Data:

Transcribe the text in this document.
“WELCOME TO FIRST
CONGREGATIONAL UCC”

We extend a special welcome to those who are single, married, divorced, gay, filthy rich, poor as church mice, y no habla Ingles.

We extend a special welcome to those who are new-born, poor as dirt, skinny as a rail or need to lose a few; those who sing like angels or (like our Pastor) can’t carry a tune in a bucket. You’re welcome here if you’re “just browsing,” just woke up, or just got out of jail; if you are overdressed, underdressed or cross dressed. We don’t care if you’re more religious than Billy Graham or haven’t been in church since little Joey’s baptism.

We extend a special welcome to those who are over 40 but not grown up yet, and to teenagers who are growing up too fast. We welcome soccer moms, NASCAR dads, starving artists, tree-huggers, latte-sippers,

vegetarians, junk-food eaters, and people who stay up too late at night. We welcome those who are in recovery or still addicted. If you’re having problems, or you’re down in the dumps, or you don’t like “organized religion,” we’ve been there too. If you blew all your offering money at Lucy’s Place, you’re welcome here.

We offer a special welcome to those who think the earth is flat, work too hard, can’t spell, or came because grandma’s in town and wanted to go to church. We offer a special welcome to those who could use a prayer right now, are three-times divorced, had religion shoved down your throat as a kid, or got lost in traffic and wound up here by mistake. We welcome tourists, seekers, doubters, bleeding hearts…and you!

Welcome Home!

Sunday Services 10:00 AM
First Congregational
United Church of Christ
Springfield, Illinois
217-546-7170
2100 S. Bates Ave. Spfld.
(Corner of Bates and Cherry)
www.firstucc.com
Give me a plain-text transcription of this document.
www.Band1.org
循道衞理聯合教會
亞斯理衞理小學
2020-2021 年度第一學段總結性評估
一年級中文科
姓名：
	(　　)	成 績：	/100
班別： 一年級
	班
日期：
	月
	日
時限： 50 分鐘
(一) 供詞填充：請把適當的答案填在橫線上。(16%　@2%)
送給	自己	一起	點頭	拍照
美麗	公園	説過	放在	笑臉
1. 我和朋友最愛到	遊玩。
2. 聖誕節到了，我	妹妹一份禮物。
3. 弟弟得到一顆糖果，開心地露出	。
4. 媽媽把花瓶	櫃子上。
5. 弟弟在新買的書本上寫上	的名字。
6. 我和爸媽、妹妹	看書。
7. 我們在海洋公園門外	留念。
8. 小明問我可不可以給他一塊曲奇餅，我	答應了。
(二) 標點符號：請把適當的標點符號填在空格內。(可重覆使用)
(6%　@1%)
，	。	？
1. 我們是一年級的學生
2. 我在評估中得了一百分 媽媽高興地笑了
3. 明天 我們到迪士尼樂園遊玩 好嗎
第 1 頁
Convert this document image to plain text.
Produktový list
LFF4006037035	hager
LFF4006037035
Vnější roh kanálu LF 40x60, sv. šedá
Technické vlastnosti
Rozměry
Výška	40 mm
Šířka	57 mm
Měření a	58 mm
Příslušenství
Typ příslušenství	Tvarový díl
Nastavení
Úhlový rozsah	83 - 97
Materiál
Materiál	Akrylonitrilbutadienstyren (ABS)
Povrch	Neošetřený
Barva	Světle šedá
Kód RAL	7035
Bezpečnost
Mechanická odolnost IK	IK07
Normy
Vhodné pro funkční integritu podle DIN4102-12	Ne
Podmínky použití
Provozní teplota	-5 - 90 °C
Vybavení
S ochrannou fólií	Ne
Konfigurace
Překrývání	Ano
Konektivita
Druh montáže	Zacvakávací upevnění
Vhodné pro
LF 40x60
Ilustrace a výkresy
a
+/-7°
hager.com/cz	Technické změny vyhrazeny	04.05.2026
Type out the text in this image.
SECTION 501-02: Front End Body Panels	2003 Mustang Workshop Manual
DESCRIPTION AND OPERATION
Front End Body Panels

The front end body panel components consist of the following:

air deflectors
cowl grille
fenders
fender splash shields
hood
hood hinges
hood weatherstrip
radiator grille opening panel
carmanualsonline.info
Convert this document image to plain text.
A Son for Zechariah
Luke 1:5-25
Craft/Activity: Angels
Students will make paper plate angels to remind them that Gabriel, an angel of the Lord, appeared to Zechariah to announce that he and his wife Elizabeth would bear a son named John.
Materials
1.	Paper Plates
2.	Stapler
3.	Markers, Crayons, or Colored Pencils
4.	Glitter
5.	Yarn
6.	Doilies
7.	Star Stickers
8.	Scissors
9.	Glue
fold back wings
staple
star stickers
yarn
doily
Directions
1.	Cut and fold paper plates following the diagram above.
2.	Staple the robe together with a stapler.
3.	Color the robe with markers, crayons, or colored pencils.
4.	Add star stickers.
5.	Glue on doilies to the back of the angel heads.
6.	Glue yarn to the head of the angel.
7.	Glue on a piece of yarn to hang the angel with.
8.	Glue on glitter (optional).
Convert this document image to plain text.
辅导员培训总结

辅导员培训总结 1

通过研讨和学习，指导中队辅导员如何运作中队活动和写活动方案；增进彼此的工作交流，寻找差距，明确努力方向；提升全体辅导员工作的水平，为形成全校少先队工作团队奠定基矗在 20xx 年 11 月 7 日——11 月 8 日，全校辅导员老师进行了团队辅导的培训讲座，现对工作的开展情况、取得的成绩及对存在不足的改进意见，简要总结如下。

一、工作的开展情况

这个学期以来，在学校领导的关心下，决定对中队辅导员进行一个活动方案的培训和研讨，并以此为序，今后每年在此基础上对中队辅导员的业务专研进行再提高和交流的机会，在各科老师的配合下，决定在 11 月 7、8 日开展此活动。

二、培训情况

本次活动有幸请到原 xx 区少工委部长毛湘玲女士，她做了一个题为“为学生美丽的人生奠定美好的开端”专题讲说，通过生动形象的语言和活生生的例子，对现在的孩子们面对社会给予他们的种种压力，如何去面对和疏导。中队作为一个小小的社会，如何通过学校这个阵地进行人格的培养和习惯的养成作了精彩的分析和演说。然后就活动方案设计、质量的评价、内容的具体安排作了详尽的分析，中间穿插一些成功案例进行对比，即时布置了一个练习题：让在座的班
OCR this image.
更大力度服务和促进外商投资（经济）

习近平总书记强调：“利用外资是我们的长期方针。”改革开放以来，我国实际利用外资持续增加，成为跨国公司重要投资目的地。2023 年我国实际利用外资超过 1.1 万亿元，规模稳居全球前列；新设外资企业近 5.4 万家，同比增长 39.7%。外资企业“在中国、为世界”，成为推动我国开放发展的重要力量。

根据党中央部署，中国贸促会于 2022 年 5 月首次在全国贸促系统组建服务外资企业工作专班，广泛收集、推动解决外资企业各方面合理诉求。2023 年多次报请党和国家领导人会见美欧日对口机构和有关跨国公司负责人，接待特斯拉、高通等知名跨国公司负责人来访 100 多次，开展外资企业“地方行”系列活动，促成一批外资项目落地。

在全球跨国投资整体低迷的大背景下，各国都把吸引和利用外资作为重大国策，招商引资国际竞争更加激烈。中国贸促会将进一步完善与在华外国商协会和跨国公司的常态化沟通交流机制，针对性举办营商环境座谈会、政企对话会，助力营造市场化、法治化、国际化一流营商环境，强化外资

Task to complete: In the records above, locate each line with the word "following". Copy all such lines.

In response:
The front end body panel components consist of the following:
1.	Cut and fold paper plates following the diagram above.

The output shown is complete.